Task statement ->
Reproduce each line of the data below word for word, keeping the original order.
---------- Data entries
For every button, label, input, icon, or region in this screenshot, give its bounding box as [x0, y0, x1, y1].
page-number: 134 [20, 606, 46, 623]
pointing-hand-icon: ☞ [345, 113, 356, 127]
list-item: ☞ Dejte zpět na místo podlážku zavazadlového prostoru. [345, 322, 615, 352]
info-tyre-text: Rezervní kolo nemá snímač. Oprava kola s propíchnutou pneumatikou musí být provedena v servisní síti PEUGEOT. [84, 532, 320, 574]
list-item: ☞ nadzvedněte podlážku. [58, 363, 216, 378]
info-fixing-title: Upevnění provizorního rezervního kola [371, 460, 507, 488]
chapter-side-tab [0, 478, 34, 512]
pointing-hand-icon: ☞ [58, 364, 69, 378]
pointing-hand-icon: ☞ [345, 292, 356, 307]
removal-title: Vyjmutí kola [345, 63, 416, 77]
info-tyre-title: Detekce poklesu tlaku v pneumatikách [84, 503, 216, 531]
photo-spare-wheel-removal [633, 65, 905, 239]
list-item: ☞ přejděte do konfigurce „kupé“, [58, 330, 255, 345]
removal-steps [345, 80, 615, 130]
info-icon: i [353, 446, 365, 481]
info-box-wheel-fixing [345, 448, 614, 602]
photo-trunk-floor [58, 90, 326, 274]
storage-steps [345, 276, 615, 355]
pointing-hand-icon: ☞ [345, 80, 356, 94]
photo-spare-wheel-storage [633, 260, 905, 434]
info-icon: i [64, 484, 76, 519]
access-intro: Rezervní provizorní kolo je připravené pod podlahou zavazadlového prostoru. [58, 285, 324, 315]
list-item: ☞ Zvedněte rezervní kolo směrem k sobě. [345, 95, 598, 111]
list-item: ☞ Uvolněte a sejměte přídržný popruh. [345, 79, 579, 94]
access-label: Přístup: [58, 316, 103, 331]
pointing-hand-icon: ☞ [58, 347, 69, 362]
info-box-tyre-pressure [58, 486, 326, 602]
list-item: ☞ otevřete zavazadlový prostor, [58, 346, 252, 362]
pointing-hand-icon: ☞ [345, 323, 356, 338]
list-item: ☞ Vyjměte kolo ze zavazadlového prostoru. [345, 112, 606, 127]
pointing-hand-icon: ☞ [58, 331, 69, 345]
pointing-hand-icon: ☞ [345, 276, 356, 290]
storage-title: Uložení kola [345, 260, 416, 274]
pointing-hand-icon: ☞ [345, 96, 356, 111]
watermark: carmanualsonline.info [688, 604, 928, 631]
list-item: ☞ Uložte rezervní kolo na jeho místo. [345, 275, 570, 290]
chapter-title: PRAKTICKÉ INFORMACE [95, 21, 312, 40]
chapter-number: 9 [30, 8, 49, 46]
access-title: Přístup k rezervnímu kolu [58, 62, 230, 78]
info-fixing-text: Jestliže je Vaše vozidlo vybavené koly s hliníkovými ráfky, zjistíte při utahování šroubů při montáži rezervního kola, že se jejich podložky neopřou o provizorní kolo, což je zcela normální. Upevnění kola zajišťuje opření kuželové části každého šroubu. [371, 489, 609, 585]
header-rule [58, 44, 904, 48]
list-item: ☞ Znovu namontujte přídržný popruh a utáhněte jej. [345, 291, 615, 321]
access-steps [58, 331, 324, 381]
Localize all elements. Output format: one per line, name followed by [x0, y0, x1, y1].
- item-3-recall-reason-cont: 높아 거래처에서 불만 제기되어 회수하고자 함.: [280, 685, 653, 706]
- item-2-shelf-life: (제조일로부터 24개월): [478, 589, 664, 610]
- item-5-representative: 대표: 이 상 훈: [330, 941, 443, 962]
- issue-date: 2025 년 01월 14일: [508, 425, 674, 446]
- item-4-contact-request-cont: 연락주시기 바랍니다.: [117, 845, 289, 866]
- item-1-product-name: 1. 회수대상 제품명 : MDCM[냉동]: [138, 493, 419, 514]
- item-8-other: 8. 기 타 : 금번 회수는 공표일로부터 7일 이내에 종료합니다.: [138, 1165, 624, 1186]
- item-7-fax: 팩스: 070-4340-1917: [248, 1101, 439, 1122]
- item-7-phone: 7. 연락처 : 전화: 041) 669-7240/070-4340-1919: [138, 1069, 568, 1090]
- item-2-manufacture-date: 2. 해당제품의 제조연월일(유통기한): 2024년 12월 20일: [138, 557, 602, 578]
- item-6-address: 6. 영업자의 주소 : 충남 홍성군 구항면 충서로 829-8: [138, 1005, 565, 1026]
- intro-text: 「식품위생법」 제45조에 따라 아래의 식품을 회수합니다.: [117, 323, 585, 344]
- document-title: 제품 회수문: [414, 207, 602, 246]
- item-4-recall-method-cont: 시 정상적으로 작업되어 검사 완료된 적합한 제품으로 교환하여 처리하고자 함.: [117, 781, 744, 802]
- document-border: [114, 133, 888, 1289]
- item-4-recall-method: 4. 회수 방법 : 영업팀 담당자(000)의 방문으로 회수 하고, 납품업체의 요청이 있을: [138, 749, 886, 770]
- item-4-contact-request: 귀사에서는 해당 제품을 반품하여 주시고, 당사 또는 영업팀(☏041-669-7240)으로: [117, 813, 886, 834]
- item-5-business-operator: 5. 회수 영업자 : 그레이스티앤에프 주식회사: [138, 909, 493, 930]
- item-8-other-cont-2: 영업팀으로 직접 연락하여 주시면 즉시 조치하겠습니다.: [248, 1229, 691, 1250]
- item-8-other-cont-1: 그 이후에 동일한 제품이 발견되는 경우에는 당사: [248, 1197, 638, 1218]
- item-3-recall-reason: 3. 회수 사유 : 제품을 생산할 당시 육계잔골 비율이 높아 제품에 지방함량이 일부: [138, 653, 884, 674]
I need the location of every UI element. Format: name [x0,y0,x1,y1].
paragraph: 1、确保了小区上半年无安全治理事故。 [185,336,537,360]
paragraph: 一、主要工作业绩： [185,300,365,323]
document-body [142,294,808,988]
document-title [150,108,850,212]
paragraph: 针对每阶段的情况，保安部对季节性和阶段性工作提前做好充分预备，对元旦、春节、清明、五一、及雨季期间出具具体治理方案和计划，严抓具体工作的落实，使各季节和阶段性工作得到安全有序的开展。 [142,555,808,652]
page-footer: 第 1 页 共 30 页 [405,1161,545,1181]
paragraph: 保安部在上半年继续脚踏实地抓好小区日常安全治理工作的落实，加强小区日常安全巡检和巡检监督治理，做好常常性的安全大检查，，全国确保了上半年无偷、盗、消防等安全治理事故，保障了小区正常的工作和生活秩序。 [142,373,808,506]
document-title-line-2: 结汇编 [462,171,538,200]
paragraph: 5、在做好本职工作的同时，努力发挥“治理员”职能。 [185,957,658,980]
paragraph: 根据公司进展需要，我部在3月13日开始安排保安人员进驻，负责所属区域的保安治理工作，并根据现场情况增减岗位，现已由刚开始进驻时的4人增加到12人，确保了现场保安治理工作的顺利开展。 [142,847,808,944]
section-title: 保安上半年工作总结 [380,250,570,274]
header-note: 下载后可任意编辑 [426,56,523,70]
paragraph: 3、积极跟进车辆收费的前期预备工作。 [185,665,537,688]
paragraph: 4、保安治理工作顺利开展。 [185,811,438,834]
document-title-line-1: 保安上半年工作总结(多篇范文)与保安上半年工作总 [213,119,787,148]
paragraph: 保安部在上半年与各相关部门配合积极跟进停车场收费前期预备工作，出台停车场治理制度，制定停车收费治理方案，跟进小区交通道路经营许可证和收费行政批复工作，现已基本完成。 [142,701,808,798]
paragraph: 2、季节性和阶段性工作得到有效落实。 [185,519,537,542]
--------------------
Problem solution ->
For every button, label, input, icon, or region in this screenshot, give its bounding box as [x0, y0, x1, y1].
page-number: 134 [20, 606, 46, 623]
pointing-hand-icon: ☞ [345, 113, 356, 127]
list-item: ☞ Dejte zpět na místo podlážku zavazadlového prostoru. [345, 322, 615, 352]
info-tyre-text: Rezervní kolo nemá snímač. Oprava kola s propíchnutou pneumatikou musí být provedena v servisní síti PEUGEOT. [84, 532, 320, 574]
list-item: ☞ nadzvedněte podlážku. [58, 363, 216, 378]
info-fixing-title: Upevnění provizorního rezervního kola [371, 460, 507, 488]
chapter-side-tab [0, 478, 34, 512]
pointing-hand-icon: ☞ [58, 364, 69, 378]
pointing-hand-icon: ☞ [345, 292, 356, 307]
removal-title: Vyjmutí kola [345, 63, 416, 77]
info-tyre-title: Detekce poklesu tlaku v pneumatikách [84, 503, 216, 531]
photo-spare-wheel-removal [633, 65, 905, 239]
list-item: ☞ přejděte do konfigurce „kupé“, [58, 330, 255, 345]
removal-steps [345, 80, 615, 130]
info-icon: i [353, 446, 365, 481]
info-box-wheel-fixing [345, 448, 614, 602]
photo-trunk-floor [58, 90, 326, 274]
storage-steps [345, 276, 615, 355]
pointing-hand-icon: ☞ [345, 80, 356, 94]
photo-spare-wheel-storage [633, 260, 905, 434]
info-icon: i [64, 484, 76, 519]
access-intro: Rezervní provizorní kolo je připravené pod podlahou zavazadlového prostoru. [58, 285, 324, 315]
list-item: ☞ Zvedněte rezervní kolo směrem k sobě. [345, 95, 598, 111]
list-item: ☞ Uvolněte a sejměte přídržný popruh. [345, 79, 579, 94]
access-label: Přístup: [58, 316, 103, 331]
pointing-hand-icon: ☞ [58, 347, 69, 362]
info-box-tyre-pressure [58, 486, 326, 602]
list-item: ☞ otevřete zavazadlový prostor, [58, 346, 252, 362]
pointing-hand-icon: ☞ [345, 323, 356, 338]
list-item: ☞ Vyjměte kolo ze zavazadlového prostoru. [345, 112, 606, 127]
pointing-hand-icon: ☞ [58, 331, 69, 345]
pointing-hand-icon: ☞ [345, 276, 356, 290]
storage-title: Uložení kola [345, 260, 416, 274]
pointing-hand-icon: ☞ [345, 96, 356, 111]
watermark: carmanualsonline.info [688, 604, 928, 631]
list-item: ☞ Uložte rezervní kolo na jeho místo. [345, 275, 570, 290]
chapter-title: PRAKTICKÉ INFORMACE [95, 21, 312, 40]
chapter-number: 9 [30, 8, 49, 46]
access-title: Přístup k rezervnímu kolu [58, 62, 230, 78]
info-fixing-text: Jestliže je Vaše vozidlo vybavené koly s hliníkovými ráfky, zjistíte při utahování šroubů při montáži rezervního kola, že se jejich podložky neopřou o provizorní kolo, což je zcela normální. Upevnění kola zajišťuje opření kuželové části každého šroubu. [371, 489, 609, 585]
header-rule [58, 44, 904, 48]
list-item: ☞ Znovu namontujte přídržný popruh a utáhněte jej. [345, 291, 615, 321]
access-steps [58, 331, 324, 381]
Localize all elements. Output format: one per line, name followed by [x0, y0, x1, y1].
- item-3-recall-reason-cont: 높아 거래처에서 불만 제기되어 회수하고자 함.: [280, 685, 653, 706]
- item-2-shelf-life: (제조일로부터 24개월): [478, 589, 664, 610]
- item-5-representative: 대표: 이 상 훈: [330, 941, 443, 962]
- issue-date: 2025 년 01월 14일: [508, 425, 674, 446]
- item-4-contact-request-cont: 연락주시기 바랍니다.: [117, 845, 289, 866]
- item-1-product-name: 1. 회수대상 제품명 : MDCM[냉동]: [138, 493, 419, 514]
- item-8-other: 8. 기 타 : 금번 회수는 공표일로부터 7일 이내에 종료합니다.: [138, 1165, 624, 1186]
- item-7-fax: 팩스: 070-4340-1917: [248, 1101, 439, 1122]
- item-7-phone: 7. 연락처 : 전화: 041) 669-7240/070-4340-1919: [138, 1069, 568, 1090]
- item-2-manufacture-date: 2. 해당제품의 제조연월일(유통기한): 2024년 12월 20일: [138, 557, 602, 578]
- item-6-address: 6. 영업자의 주소 : 충남 홍성군 구항면 충서로 829-8: [138, 1005, 565, 1026]
- intro-text: 「식품위생법」 제45조에 따라 아래의 식품을 회수합니다.: [117, 323, 585, 344]
- document-title: 제품 회수문: [414, 207, 602, 246]
- item-4-recall-method-cont: 시 정상적으로 작업되어 검사 완료된 적합한 제품으로 교환하여 처리하고자 함.: [117, 781, 744, 802]
- document-border: [114, 133, 888, 1289]
- item-4-recall-method: 4. 회수 방법 : 영업팀 담당자(000)의 방문으로 회수 하고, 납품업체의 요청이 있을: [138, 749, 886, 770]
- item-4-contact-request: 귀사에서는 해당 제품을 반품하여 주시고, 당사 또는 영업팀(☏041-669-7240)으로: [117, 813, 886, 834]
- item-5-business-operator: 5. 회수 영업자 : 그레이스티앤에프 주식회사: [138, 909, 493, 930]
- item-8-other-cont-2: 영업팀으로 직접 연락하여 주시면 즉시 조치하겠습니다.: [248, 1229, 691, 1250]
- item-8-other-cont-1: 그 이후에 동일한 제품이 발견되는 경우에는 당사: [248, 1197, 638, 1218]
- item-3-recall-reason: 3. 회수 사유 : 제품을 생산할 당시 육계잔골 비율이 높아 제품에 지방함량이 일부: [138, 653, 884, 674]
I need the location of every UI element. Format: name [x0,y0,x1,y1].
paragraph: 1、确保了小区上半年无安全治理事故。 [185,336,537,360]
paragraph: 一、主要工作业绩： [185,300,365,323]
document-body [142,294,808,988]
document-title [150,108,850,212]
paragraph: 针对每阶段的情况，保安部对季节性和阶段性工作提前做好充分预备，对元旦、春节、清明、五一、及雨季期间出具具体治理方案和计划，严抓具体工作的落实，使各季节和阶段性工作得到安全有序的开展。 [142,555,808,652]
page-footer: 第 1 页 共 30 页 [405,1161,545,1181]
paragraph: 保安部在上半年继续脚踏实地抓好小区日常安全治理工作的落实，加强小区日常安全巡检和巡检监督治理，做好常常性的安全大检查，，全国确保了上半年无偷、盗、消防等安全治理事故，保障了小区正常的工作和生活秩序。 [142,373,808,506]
document-title-line-2: 结汇编 [462,171,538,200]
paragraph: 5、在做好本职工作的同时，努力发挥“治理员”职能。 [185,957,658,980]
paragraph: 根据公司进展需要，我部在3月13日开始安排保安人员进驻，负责所属区域的保安治理工作，并根据现场情况增减岗位，现已由刚开始进驻时的4人增加到12人，确保了现场保安治理工作的顺利开展。 [142,847,808,944]
section-title: 保安上半年工作总结 [380,250,570,274]
header-note: 下载后可任意编辑 [426,56,523,70]
paragraph: 3、积极跟进车辆收费的前期预备工作。 [185,665,537,688]
paragraph: 4、保安治理工作顺利开展。 [185,811,438,834]
document-title-line-1: 保安上半年工作总结(多篇范文)与保安上半年工作总 [213,119,787,148]
paragraph: 保安部在上半年与各相关部门配合积极跟进停车场收费前期预备工作，出台停车场治理制度，制定停车收费治理方案，跟进小区交通道路经营许可证和收费行政批复工作，现已基本完成。 [142,701,808,798]
paragraph: 2、季节性和阶段性工作得到有效落实。 [185,519,537,542]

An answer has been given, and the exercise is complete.